>>>
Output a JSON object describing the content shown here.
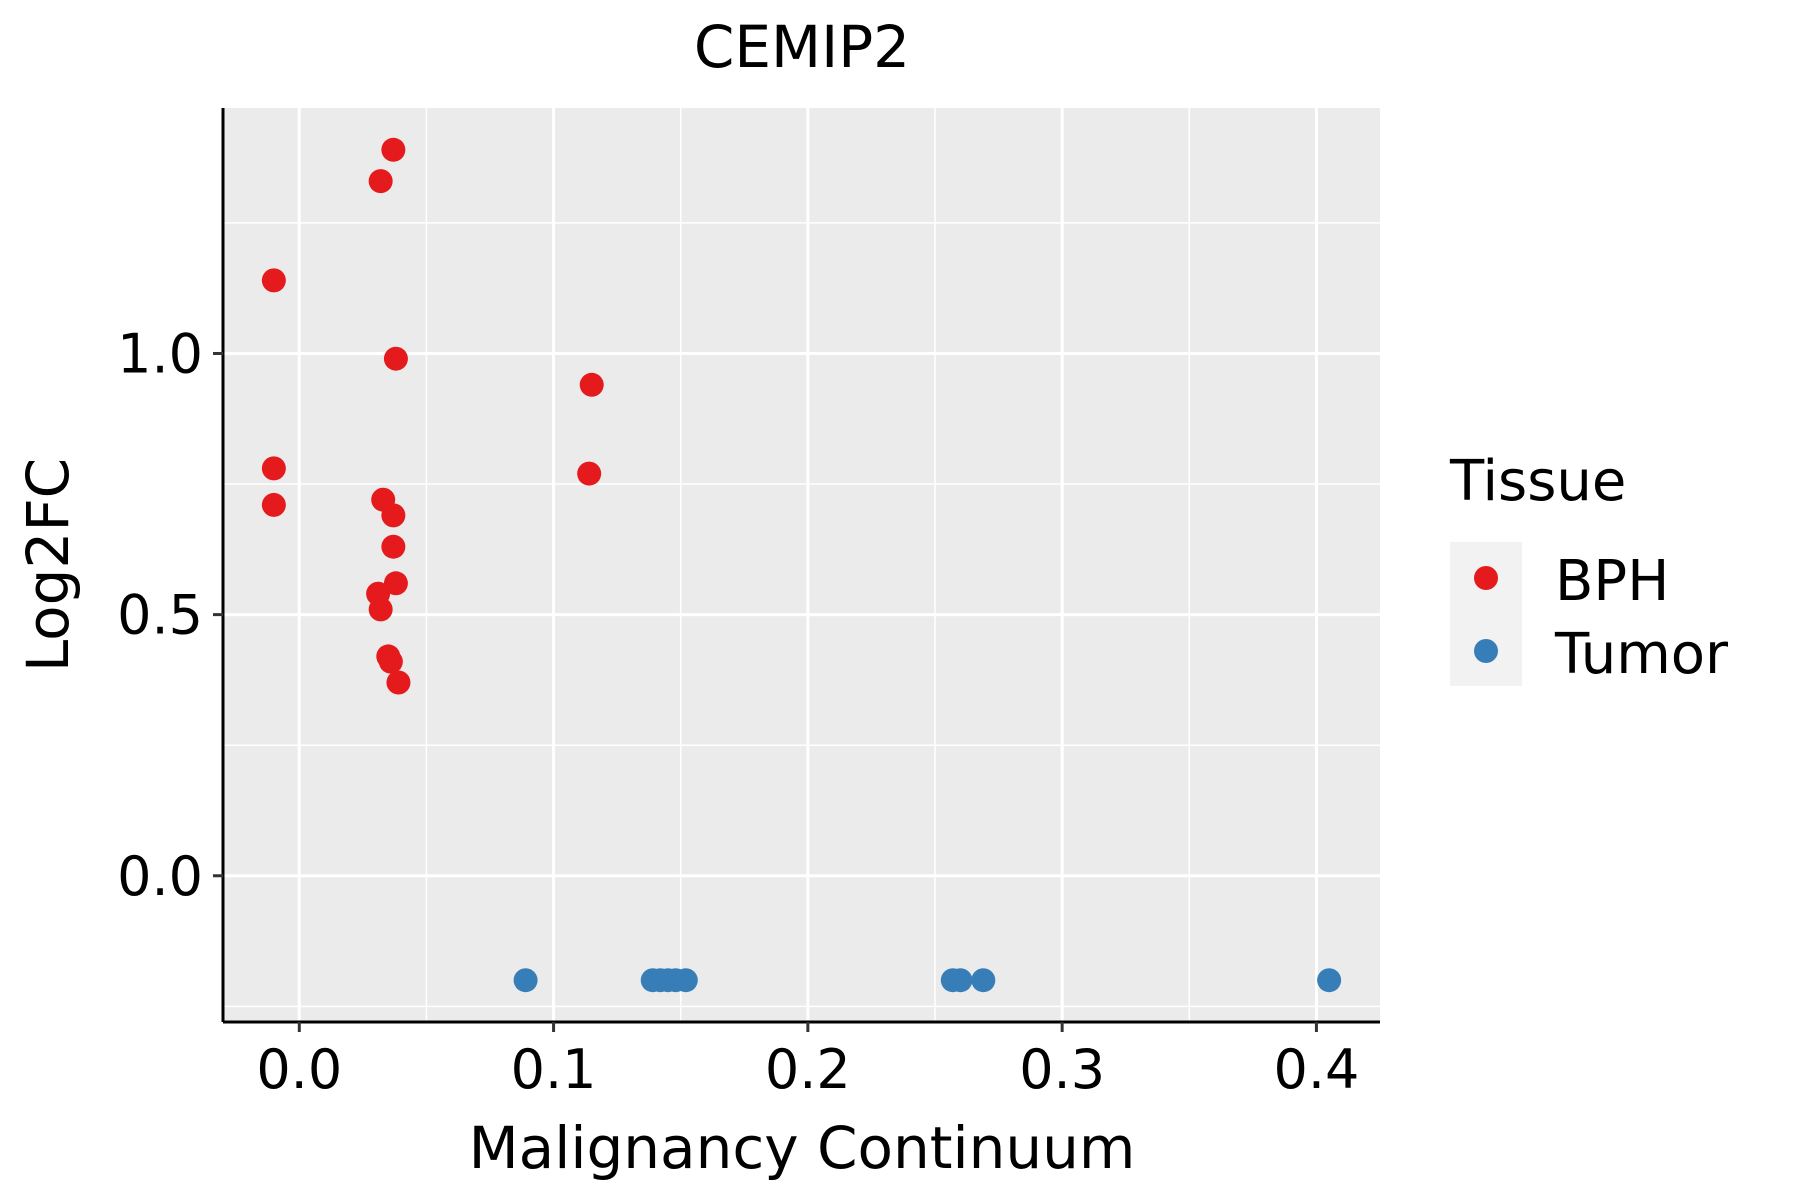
{
  "chart_data": {
    "type": "scatter",
    "title": "CEMIP2",
    "xlabel": "Malignancy Continuum",
    "ylabel": "Log2FC",
    "xlim": [
      -0.03,
      0.425
    ],
    "ylim": [
      -0.28,
      1.47
    ],
    "x_ticks": [
      0.0,
      0.1,
      0.2,
      0.3,
      0.4
    ],
    "x_tick_labels": [
      "0.0",
      "0.1",
      "0.2",
      "0.3",
      "0.4"
    ],
    "y_ticks": [
      0.0,
      0.5,
      1.0
    ],
    "y_tick_labels": [
      "0.0",
      "0.5",
      "1.0"
    ],
    "grid": true,
    "legend": {
      "title": "Tissue",
      "position": "right"
    },
    "series": [
      {
        "name": "BPH",
        "color": "#E41A1C",
        "points": [
          {
            "x": 0.037,
            "y": 1.39
          },
          {
            "x": 0.032,
            "y": 1.33
          },
          {
            "x": -0.01,
            "y": 1.14
          },
          {
            "x": 0.038,
            "y": 0.99
          },
          {
            "x": -0.01,
            "y": 0.78
          },
          {
            "x": -0.01,
            "y": 0.71
          },
          {
            "x": 0.033,
            "y": 0.72
          },
          {
            "x": 0.037,
            "y": 0.69
          },
          {
            "x": 0.037,
            "y": 0.63
          },
          {
            "x": 0.038,
            "y": 0.56
          },
          {
            "x": 0.031,
            "y": 0.54
          },
          {
            "x": 0.032,
            "y": 0.51
          },
          {
            "x": 0.035,
            "y": 0.42
          },
          {
            "x": 0.036,
            "y": 0.41
          },
          {
            "x": 0.039,
            "y": 0.37
          },
          {
            "x": 0.115,
            "y": 0.94
          },
          {
            "x": 0.114,
            "y": 0.77
          }
        ]
      },
      {
        "name": "Tumor",
        "color": "#377EB8",
        "points": [
          {
            "x": 0.089,
            "y": -0.2
          },
          {
            "x": 0.139,
            "y": -0.2
          },
          {
            "x": 0.142,
            "y": -0.2
          },
          {
            "x": 0.145,
            "y": -0.2
          },
          {
            "x": 0.148,
            "y": -0.2
          },
          {
            "x": 0.152,
            "y": -0.2
          },
          {
            "x": 0.257,
            "y": -0.2
          },
          {
            "x": 0.26,
            "y": -0.2
          },
          {
            "x": 0.269,
            "y": -0.2
          },
          {
            "x": 0.405,
            "y": -0.2
          }
        ]
      }
    ]
  }
}
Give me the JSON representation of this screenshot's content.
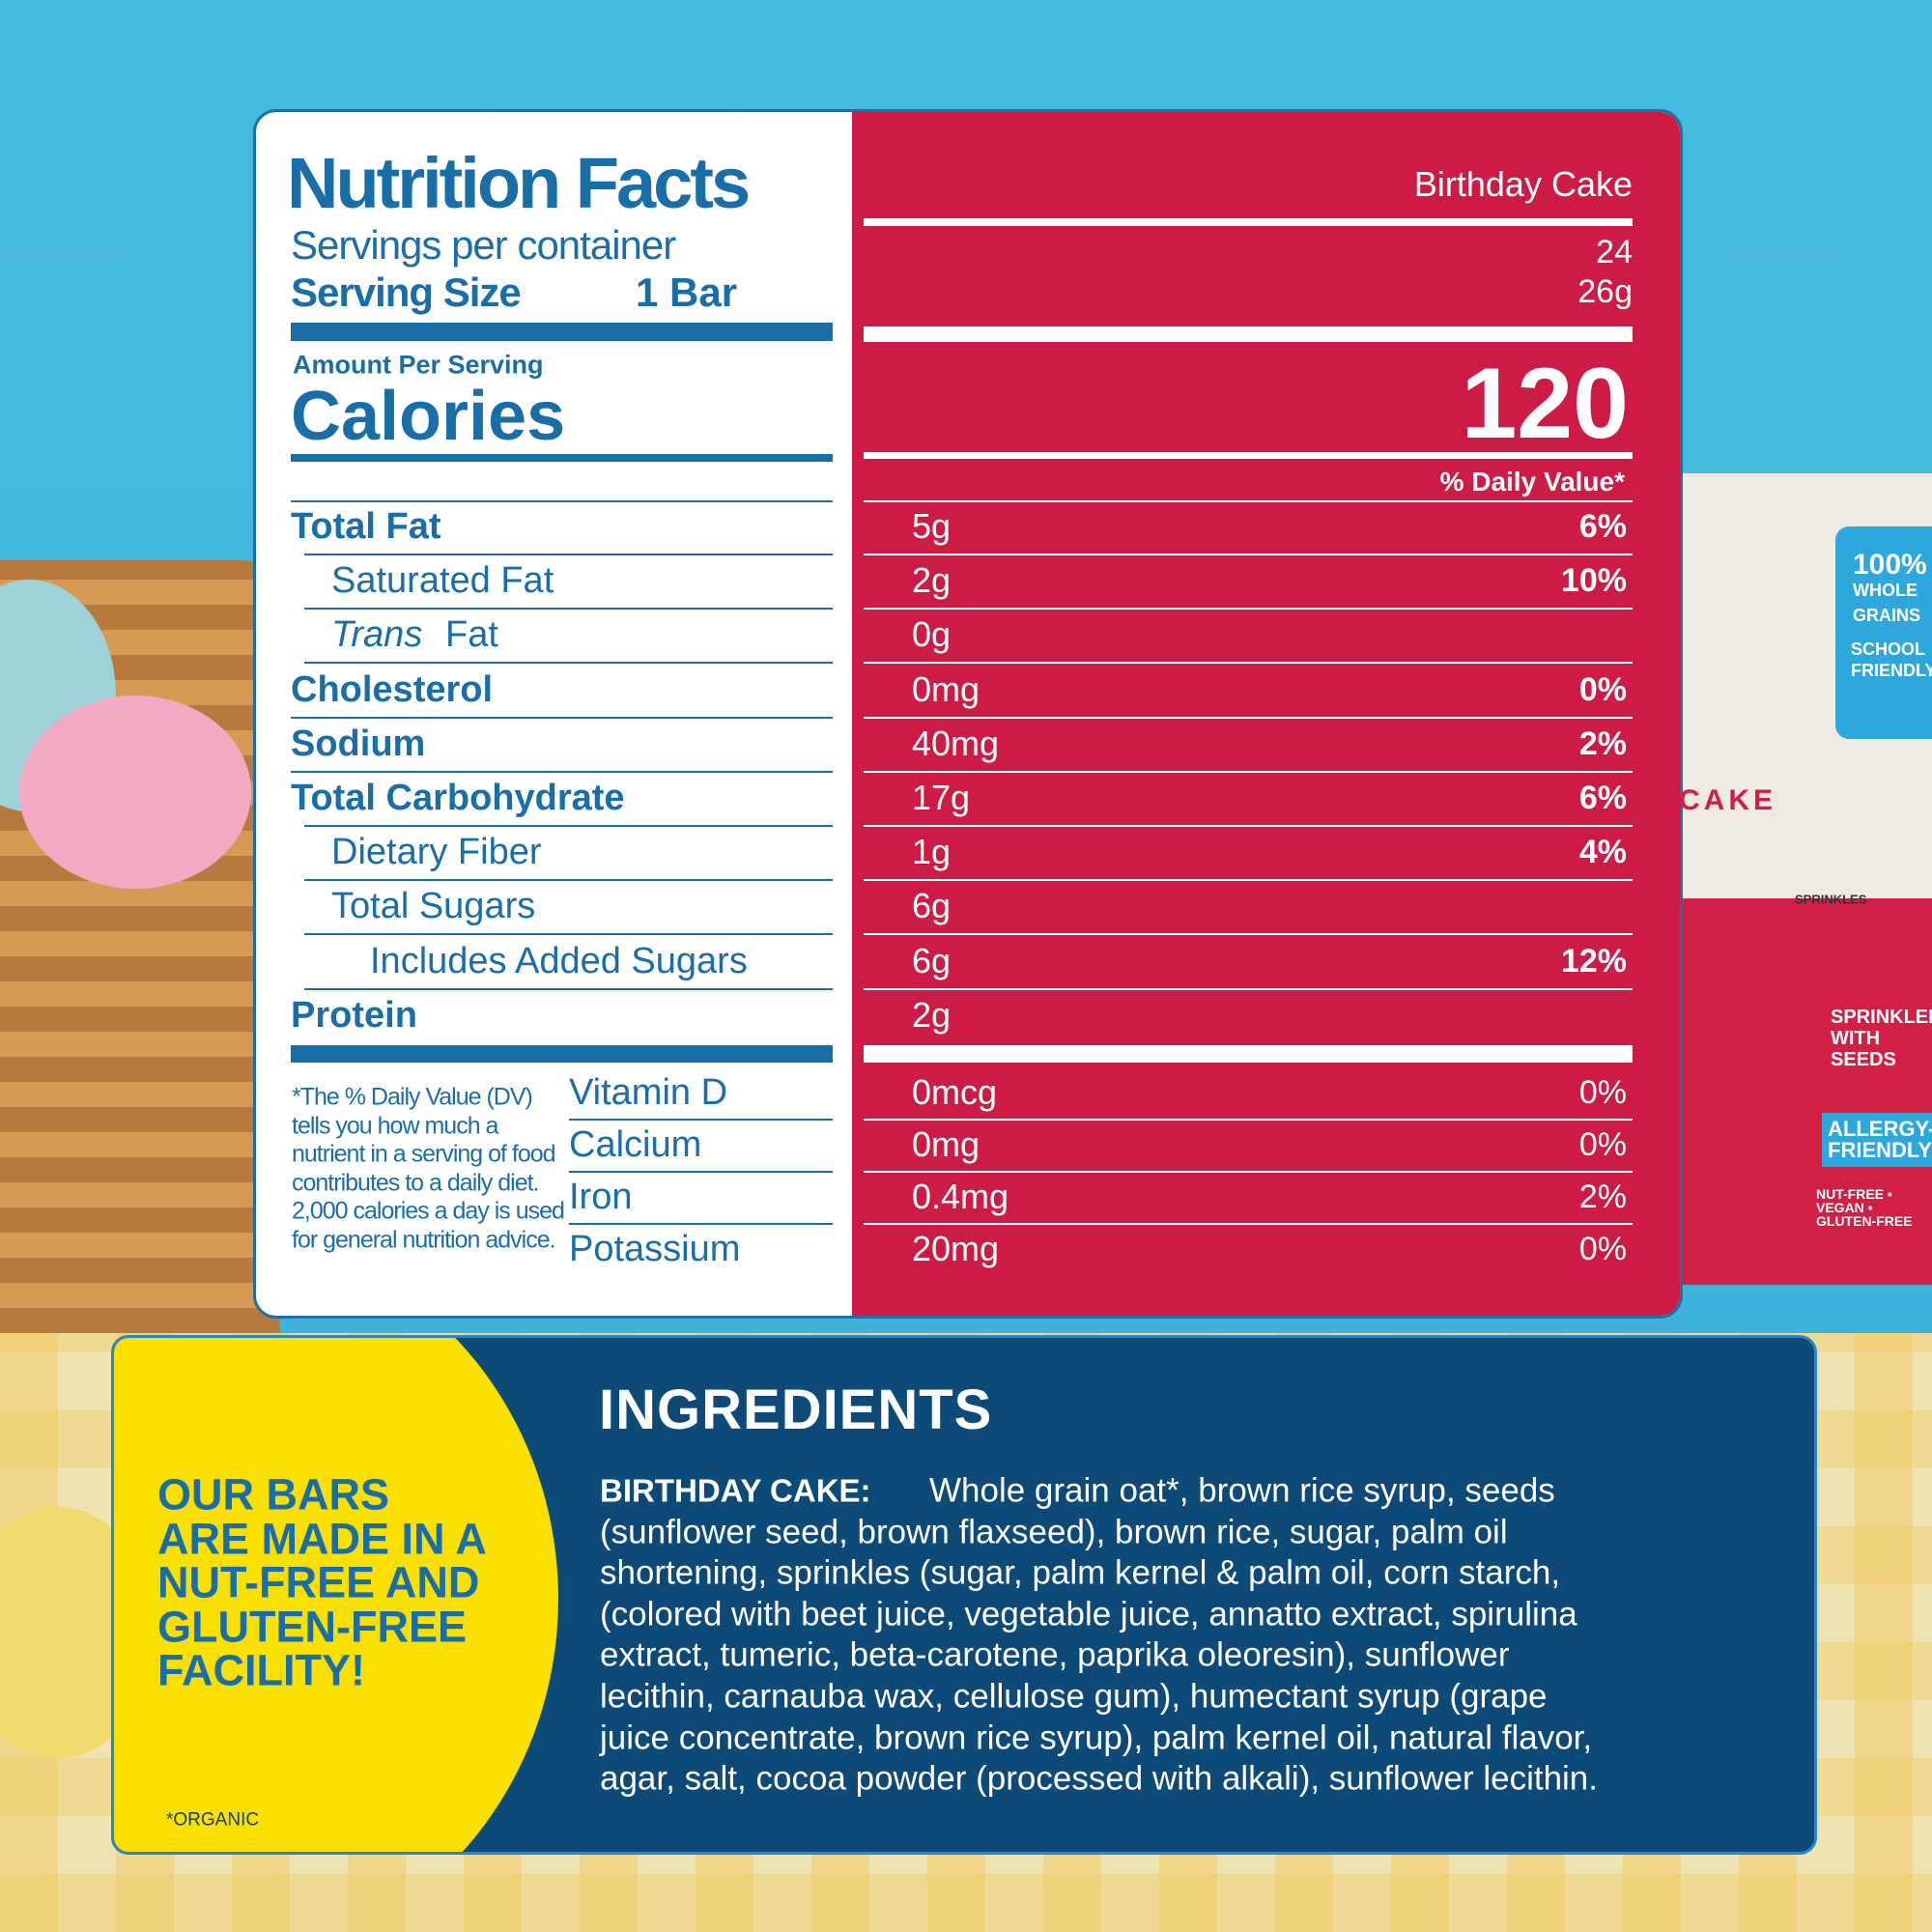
{
  "nutrition": {
    "title": "Nutrition Facts",
    "servings_label": "Servings per container",
    "serving_size_label": "Serving Size",
    "serving_size_unit": "1 Bar",
    "amount_per_serving": "Amount Per Serving",
    "calories_label": "Calories",
    "flavor": "Birthday Cake",
    "servings_value": "24",
    "serving_size_value": "26g",
    "calories_value": "120",
    "dv_header": "% Daily Value*",
    "rows": [
      {
        "name": "Total Fat",
        "amount": "5g",
        "dv": "6%"
      },
      {
        "name": "Saturated Fat",
        "amount": "2g",
        "dv": "10%"
      },
      {
        "italic": "Trans",
        "name": "Fat",
        "amount": "0g"
      },
      {
        "name": "Cholesterol",
        "amount": "0mg",
        "dv": "0%"
      },
      {
        "name": "Sodium",
        "amount": "40mg",
        "dv": "2%"
      },
      {
        "name": "Total Carbohydrate",
        "amount": "17g",
        "dv": "6%"
      },
      {
        "name": "Dietary Fiber",
        "amount": "1g",
        "dv": "4%"
      },
      {
        "name": "Total Sugars",
        "amount": "6g"
      },
      {
        "name": "Includes Added Sugars",
        "amount": "6g",
        "dv": "12%"
      },
      {
        "name": "Protein",
        "amount": "2g"
      }
    ],
    "footnote": [
      "*The % Daily Value (DV)",
      "tells you how much a",
      "nutrient in a serving of food",
      "contributes to a daily diet.",
      "2,000 calories a day is used",
      "for general nutrition advice."
    ],
    "vitamins": [
      {
        "name": "Vitamin D",
        "amount": "0mcg",
        "dv": "0%"
      },
      {
        "name": "Calcium",
        "amount": "0mg",
        "dv": "0%"
      },
      {
        "name": "Iron",
        "amount": "0.4mg",
        "dv": "2%"
      },
      {
        "name": "Potassium",
        "amount": "20mg",
        "dv": "0%"
      }
    ]
  },
  "ingredients": {
    "title": "INGREDIENTS",
    "label": "BIRTHDAY CAKE:",
    "lines": [
      "Whole grain oat*, brown rice syrup, seeds",
      "(sunflower seed, brown flaxseed), brown rice, sugar, palm oil",
      "shortening, sprinkles (sugar, palm kernel & palm oil, corn starch,",
      "(colored with beet juice, vegetable juice, annatto extract, spirulina",
      "extract, tumeric, beta-carotene, paprika oleoresin), sunflower",
      "lecithin, carnauba wax, cellulose gum), humectant syrup (grape",
      "juice concentrate, brown rice syrup), palm kernel oil, natural flavor,",
      "agar, salt, cocoa powder (processed with alkali), sunflower lecithin."
    ]
  },
  "callout": {
    "lines": [
      "OUR BARS",
      "ARE MADE IN A",
      "NUT-FREE AND",
      "GLUTEN-FREE",
      "FACILITY!"
    ],
    "footnote": "*ORGANIC"
  },
  "package": {
    "badge": [
      "100%",
      "WHOLE",
      "GRAINS"
    ],
    "badge2": [
      "SCHOOL",
      "FRIENDLY"
    ],
    "flavor": "CAKE",
    "sprinkles": "SPRINKLES",
    "seeds": "SPRINKLED WITH SEEDS",
    "allergy": "ALLERGY-FRIENDLY",
    "claims": "NUT-FREE • VEGAN • GLUTEN-FREE"
  }
}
<<<
For the material above, what is the count of lines that hold the word "title"? Give the number by itself.

4